• [Exercise instructions]: Extract every line below that contains the word "Delivery".
- - - - - - -
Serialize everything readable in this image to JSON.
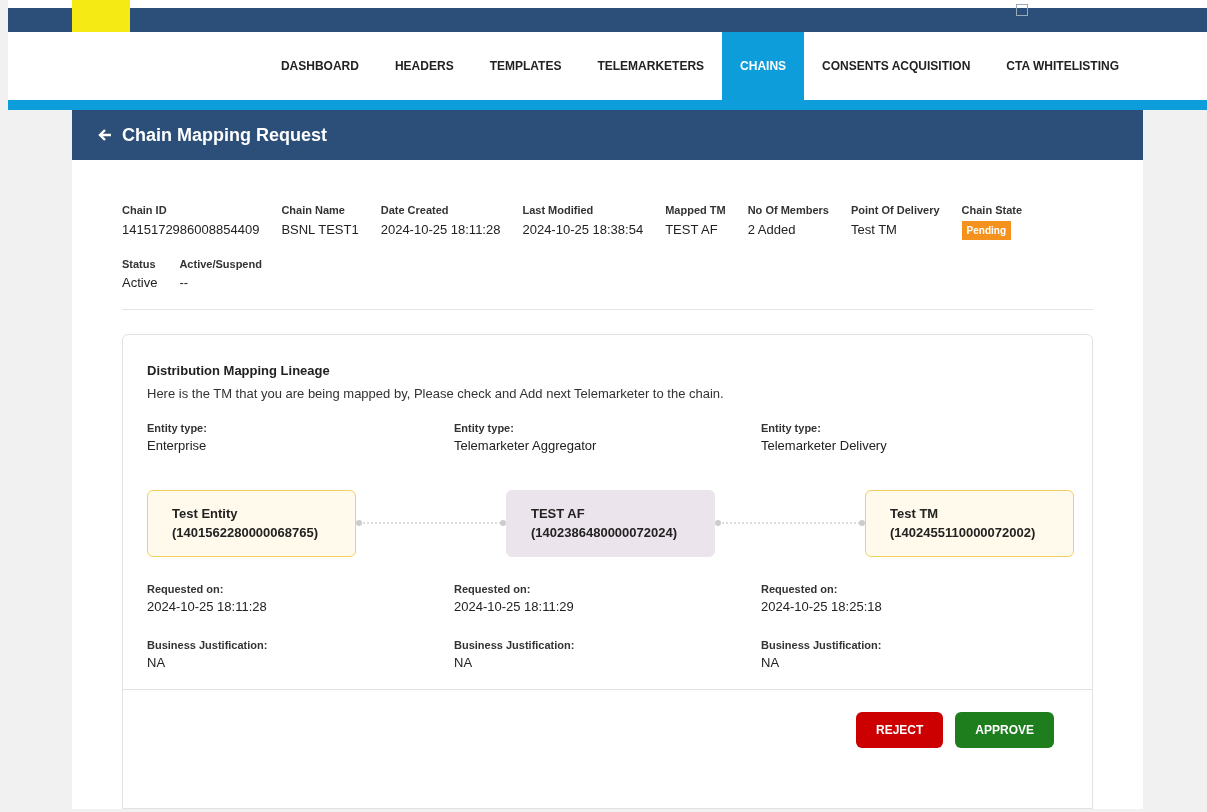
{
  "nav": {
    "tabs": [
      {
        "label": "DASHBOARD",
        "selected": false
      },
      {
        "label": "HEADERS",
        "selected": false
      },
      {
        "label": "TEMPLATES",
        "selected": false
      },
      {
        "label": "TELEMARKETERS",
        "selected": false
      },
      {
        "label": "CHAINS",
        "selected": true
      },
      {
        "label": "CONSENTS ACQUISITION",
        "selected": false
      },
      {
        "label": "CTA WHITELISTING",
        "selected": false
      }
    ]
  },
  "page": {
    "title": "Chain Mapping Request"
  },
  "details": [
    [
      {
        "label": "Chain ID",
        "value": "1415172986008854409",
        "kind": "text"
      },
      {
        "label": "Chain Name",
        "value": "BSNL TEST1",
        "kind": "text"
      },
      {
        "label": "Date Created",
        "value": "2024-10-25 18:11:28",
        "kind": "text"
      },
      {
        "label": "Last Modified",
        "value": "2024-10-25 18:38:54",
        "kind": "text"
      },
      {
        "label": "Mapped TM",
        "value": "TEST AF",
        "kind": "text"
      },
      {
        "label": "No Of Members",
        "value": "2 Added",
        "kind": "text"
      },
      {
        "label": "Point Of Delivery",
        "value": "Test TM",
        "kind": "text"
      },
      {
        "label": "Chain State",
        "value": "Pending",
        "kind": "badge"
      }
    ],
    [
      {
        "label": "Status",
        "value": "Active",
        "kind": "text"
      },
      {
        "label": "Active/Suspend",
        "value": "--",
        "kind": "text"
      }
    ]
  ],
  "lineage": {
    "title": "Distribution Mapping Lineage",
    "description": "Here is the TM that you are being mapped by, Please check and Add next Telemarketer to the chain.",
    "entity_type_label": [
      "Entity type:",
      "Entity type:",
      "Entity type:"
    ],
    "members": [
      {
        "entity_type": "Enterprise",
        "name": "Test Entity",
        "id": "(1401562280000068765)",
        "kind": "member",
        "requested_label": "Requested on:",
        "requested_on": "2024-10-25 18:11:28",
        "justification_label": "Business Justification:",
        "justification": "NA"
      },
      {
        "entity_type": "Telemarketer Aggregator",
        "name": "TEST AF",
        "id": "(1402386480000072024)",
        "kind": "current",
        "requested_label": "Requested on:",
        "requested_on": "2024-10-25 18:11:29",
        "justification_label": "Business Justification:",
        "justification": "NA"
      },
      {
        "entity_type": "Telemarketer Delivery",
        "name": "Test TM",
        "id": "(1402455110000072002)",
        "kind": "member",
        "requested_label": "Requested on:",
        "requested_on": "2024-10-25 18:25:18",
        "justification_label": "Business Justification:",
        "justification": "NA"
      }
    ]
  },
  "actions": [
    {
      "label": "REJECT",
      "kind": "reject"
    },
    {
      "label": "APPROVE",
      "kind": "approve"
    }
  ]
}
- - - - - - -
• [Result of the task]:
        "label": "Point Of Delivery",
        "entity_type": "Telemarketer Delivery",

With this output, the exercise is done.